Job
Scan the entries and tally the lines that include the string "Defaults". Reply with the figure alone.

Materials provided

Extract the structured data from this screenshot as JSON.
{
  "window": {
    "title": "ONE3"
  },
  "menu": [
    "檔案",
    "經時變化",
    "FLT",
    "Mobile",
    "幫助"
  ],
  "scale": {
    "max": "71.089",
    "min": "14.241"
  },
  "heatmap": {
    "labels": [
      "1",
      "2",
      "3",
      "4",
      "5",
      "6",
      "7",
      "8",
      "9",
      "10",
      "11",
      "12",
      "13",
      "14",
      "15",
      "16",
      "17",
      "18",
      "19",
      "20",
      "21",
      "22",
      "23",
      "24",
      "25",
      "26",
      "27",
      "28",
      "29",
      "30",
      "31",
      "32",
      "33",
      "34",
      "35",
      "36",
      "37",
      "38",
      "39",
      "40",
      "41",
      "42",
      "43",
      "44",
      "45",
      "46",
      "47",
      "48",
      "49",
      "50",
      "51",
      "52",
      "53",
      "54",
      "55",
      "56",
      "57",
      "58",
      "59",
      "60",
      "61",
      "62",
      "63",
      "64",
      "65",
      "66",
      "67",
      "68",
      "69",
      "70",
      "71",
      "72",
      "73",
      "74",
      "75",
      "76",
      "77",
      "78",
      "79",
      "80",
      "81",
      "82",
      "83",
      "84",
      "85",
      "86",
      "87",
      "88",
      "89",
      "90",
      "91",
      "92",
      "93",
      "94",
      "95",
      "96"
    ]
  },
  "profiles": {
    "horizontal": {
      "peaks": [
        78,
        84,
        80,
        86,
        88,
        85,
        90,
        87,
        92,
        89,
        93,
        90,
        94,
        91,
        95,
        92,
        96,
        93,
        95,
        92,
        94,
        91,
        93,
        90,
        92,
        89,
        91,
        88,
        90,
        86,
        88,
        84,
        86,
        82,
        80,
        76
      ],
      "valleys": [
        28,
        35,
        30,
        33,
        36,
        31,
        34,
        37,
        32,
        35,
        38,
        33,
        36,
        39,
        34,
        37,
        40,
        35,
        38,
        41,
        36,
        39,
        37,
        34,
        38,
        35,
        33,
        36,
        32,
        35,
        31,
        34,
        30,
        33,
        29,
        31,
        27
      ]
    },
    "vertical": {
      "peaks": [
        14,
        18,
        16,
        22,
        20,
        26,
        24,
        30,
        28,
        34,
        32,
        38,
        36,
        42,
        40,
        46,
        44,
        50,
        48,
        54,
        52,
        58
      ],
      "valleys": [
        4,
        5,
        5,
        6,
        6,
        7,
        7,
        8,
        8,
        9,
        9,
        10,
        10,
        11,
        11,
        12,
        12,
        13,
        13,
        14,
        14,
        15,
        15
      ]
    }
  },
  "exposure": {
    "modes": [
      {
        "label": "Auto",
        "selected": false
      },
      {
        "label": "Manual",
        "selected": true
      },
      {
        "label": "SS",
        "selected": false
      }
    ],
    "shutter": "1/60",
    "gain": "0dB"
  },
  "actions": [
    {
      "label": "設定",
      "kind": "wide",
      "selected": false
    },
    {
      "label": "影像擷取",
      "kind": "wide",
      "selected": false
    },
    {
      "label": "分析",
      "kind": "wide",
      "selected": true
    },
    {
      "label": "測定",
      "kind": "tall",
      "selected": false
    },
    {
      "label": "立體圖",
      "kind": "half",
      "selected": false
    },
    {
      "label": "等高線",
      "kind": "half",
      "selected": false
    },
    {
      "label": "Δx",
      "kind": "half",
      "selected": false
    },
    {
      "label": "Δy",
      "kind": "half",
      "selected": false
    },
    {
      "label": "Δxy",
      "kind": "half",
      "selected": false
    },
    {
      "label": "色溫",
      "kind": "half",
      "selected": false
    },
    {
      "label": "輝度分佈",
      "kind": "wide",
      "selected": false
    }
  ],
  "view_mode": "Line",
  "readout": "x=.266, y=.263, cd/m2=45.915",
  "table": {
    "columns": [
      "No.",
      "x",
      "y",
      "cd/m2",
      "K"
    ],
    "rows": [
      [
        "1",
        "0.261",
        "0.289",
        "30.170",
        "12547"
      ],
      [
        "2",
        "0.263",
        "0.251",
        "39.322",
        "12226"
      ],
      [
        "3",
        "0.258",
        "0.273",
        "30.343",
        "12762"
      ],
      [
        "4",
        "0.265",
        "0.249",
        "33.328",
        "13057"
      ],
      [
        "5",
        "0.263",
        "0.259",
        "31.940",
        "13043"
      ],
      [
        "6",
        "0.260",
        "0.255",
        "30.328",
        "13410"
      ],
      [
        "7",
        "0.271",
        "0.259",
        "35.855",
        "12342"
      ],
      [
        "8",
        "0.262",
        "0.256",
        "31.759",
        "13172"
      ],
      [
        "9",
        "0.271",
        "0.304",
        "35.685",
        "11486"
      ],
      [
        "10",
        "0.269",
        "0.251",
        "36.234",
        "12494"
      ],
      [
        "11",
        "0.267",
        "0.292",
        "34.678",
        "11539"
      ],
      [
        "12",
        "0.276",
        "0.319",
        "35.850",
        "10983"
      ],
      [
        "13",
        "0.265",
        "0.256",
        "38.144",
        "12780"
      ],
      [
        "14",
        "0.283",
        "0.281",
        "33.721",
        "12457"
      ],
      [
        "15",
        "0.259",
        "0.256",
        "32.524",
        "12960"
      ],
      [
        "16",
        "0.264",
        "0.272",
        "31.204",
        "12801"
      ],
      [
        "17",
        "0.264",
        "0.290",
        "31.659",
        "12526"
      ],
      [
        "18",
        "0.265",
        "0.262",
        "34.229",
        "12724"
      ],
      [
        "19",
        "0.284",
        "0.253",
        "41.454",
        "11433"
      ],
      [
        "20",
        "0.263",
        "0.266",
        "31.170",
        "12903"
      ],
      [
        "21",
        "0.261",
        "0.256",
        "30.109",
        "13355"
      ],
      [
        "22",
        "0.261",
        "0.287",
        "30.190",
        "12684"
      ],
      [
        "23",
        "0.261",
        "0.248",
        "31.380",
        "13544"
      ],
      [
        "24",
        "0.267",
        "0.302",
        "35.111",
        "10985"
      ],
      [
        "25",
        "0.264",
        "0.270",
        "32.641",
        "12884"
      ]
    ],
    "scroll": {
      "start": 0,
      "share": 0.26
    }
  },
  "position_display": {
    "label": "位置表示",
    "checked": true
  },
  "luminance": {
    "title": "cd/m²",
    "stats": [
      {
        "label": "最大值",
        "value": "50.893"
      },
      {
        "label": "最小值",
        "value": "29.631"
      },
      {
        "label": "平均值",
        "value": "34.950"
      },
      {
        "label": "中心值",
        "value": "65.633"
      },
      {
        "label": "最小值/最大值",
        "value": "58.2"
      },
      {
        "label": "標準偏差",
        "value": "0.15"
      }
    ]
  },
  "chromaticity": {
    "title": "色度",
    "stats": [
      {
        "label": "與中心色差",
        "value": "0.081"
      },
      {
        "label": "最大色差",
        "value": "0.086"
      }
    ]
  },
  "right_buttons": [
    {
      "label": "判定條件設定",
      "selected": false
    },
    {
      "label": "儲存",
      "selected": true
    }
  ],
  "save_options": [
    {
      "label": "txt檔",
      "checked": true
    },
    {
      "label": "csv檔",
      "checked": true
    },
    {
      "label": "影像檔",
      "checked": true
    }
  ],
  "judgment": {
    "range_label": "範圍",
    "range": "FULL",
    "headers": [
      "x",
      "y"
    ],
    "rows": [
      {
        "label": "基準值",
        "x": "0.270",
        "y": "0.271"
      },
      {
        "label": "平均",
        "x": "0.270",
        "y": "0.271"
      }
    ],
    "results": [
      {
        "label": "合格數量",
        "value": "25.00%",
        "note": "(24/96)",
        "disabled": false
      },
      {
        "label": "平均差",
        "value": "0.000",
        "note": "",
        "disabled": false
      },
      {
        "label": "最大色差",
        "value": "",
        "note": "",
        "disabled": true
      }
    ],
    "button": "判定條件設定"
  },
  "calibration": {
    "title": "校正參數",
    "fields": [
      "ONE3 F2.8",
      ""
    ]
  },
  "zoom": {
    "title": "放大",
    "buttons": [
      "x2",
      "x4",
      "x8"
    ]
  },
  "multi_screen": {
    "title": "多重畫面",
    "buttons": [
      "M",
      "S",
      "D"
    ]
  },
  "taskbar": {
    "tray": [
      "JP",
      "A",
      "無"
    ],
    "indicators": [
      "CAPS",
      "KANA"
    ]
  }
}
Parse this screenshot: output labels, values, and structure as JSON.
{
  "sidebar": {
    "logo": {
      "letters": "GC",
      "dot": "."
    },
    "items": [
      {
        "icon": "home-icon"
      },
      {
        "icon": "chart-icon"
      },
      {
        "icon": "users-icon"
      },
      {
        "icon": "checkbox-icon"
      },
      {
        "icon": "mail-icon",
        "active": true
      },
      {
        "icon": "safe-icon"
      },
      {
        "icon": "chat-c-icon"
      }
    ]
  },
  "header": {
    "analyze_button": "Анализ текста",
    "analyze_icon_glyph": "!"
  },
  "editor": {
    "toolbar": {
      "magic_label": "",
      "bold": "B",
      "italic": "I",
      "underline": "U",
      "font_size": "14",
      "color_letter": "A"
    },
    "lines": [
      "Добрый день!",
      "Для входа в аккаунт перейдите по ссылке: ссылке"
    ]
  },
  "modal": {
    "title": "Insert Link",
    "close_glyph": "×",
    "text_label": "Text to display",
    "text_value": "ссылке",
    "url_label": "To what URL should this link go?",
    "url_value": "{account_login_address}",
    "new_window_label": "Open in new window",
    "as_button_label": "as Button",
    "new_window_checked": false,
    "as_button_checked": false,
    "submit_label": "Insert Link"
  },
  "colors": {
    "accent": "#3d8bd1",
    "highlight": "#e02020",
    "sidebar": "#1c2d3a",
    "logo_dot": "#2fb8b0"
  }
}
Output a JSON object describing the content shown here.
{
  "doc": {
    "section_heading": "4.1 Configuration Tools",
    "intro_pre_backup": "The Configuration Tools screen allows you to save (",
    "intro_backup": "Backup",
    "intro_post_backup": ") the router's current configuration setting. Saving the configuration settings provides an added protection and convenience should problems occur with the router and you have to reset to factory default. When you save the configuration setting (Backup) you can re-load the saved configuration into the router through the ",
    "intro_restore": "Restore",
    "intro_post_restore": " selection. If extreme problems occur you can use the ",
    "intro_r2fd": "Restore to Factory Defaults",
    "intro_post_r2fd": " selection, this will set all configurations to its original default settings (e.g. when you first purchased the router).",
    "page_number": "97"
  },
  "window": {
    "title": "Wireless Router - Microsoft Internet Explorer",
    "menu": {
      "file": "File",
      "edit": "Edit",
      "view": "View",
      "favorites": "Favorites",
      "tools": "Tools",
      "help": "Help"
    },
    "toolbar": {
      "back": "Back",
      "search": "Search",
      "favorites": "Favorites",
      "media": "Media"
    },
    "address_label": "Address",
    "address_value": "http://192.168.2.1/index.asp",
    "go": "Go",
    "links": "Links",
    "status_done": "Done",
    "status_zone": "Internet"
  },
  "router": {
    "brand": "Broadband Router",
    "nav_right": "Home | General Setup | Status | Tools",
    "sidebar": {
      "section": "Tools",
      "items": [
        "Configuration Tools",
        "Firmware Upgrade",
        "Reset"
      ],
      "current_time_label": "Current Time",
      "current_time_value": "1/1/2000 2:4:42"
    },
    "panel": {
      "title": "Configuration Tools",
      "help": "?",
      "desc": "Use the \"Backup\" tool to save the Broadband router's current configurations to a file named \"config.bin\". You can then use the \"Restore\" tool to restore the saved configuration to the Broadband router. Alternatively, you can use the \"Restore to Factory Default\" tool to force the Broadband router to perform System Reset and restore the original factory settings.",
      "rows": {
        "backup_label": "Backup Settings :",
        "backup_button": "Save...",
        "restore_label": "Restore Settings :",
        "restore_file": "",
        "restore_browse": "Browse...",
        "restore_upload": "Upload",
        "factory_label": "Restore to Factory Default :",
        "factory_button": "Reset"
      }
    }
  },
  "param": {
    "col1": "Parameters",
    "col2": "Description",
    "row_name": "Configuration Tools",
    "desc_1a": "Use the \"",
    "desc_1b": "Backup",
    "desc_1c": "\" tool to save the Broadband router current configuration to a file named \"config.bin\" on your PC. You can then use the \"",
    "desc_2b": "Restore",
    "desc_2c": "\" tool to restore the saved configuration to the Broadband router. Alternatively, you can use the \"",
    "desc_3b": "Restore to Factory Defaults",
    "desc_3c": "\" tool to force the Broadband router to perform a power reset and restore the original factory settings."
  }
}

In response
2